Retype the data below without altering anything.

* _EXTRACTED DATA_:
"""

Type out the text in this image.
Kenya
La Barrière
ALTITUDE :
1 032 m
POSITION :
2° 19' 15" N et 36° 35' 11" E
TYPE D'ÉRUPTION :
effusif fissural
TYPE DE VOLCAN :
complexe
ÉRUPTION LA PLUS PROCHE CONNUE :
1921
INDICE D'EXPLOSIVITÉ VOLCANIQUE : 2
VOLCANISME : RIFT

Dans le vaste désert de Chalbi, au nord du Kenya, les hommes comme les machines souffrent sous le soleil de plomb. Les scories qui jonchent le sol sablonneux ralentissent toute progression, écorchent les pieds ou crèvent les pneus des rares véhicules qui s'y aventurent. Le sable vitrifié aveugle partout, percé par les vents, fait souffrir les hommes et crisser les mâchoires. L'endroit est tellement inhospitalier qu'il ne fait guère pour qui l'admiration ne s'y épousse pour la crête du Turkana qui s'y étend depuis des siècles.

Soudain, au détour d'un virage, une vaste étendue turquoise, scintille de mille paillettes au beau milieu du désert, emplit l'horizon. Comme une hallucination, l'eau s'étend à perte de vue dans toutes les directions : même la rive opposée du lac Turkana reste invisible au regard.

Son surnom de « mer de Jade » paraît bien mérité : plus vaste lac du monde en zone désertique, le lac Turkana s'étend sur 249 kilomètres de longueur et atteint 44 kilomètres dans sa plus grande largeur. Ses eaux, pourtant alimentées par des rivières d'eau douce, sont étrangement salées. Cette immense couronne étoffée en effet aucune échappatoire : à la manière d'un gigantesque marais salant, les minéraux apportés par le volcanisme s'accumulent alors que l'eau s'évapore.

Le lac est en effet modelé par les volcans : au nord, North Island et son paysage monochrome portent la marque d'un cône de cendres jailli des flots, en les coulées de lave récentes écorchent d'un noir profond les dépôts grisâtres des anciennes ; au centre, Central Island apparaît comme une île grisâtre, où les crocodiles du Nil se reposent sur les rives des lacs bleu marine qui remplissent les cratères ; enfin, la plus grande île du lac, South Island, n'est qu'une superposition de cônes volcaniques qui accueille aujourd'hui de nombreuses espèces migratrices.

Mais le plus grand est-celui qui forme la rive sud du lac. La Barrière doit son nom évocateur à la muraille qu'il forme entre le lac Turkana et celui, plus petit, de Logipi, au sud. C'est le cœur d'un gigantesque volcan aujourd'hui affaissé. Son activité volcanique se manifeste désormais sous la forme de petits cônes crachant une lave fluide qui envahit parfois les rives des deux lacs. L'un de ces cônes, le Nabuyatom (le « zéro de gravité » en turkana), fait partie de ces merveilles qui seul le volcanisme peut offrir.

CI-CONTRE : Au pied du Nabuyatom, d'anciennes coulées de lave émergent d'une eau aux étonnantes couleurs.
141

"""

* _RESULT OF THE TASK_:
Type out the text in this image.
Kenya
La Barrière
ALTITUDE :
1 032 m
POSITION :
2° 19' 15" N et 36° 35' 11" E
TYPE D'ÉRUPTION :
effusif fissural
TYPE DE VOLCAN :
complexe
ÉRUPTION LA PLUS PROCHE CONNUE :
1921
INDICE D'EXPLOSIVITÉ VOLCANIQUE : 2
VOLCANISME : RIFT

Dans le vaste désert de Chalbi, au nord du Kenya, les hommes comme les machines souffrent sous le soleil de plomb. Les scories qui jonchent le sol sablonneux ralentissent toute progression, écorchent les pieds ou crèvent les pneus des rares véhicules qui s'y aventurent. Le sable vitrifié aveugle partout, percé par les vents, fait souffrir les hommes et crisser les mâchoires. L'endroit est tellement inhospitalier qu'il ne fait guère pour qui l'admiration ne s'y épousse pour la crête du Turkana qui s'y étend depuis des siècles.

Soudain, au détour d'un virage, une vaste étendue turquoise, scintille de mille paillettes au beau milieu du désert, emplit l'horizon. Comme une hallucination, l'eau s'étend à perte de vue dans toutes les directions : même la rive opposée du lac Turkana reste invisible au regard.

Son surnom de « mer de Jade » paraît bien mérité : plus vaste lac du monde en zone désertique, le lac Turkana s'étend sur 249 kilomètres de longueur et atteint 44 kilomètres dans sa plus grande largeur. Ses eaux, pourtant alimentées par des rivières d'eau douce, sont étrangement salées. Cette immense couronne étoffée en effet aucune échappatoire : à la manière d'un gigantesque marais salant, les minéraux apportés par le volcanisme s'accumulent alors que l'eau s'évapore.

Le lac est en effet modelé par les volcans : au nord, North Island et son paysage monochrome portent la marque d'un cône de cendres jailli des flots, en les coulées de lave récentes écorchent d'un noir profond les dépôts grisâtres des anciennes ; au centre, Central Island apparaît comme une île grisâtre, où les crocodiles du Nil se reposent sur les rives des lacs bleu marine qui remplissent les cratères ; enfin, la plus grande île du lac, South Island, n'est qu'une superposition de cônes volcaniques qui accueille aujourd'hui de nombreuses espèces migratrices.

Mais le plus grand est-celui qui forme la rive sud du lac. La Barrière doit son nom évocateur à la muraille qu'il forme entre le lac Turkana et celui, plus petit, de Logipi, au sud. C'est le cœur d'un gigantesque volcan aujourd'hui affaissé. Son activité volcanique se manifeste désormais sous la forme de petits cônes crachant une lave fluide qui envahit parfois les rives des deux lacs. L'un de ces cônes, le Nabuyatom (le « zéro de gravité » en turkana), fait partie de ces merveilles qui seul le volcanisme peut offrir.

CI-CONTRE : Au pied du Nabuyatom, d'anciennes coulées de lave émergent d'une eau aux étonnantes couleurs.
141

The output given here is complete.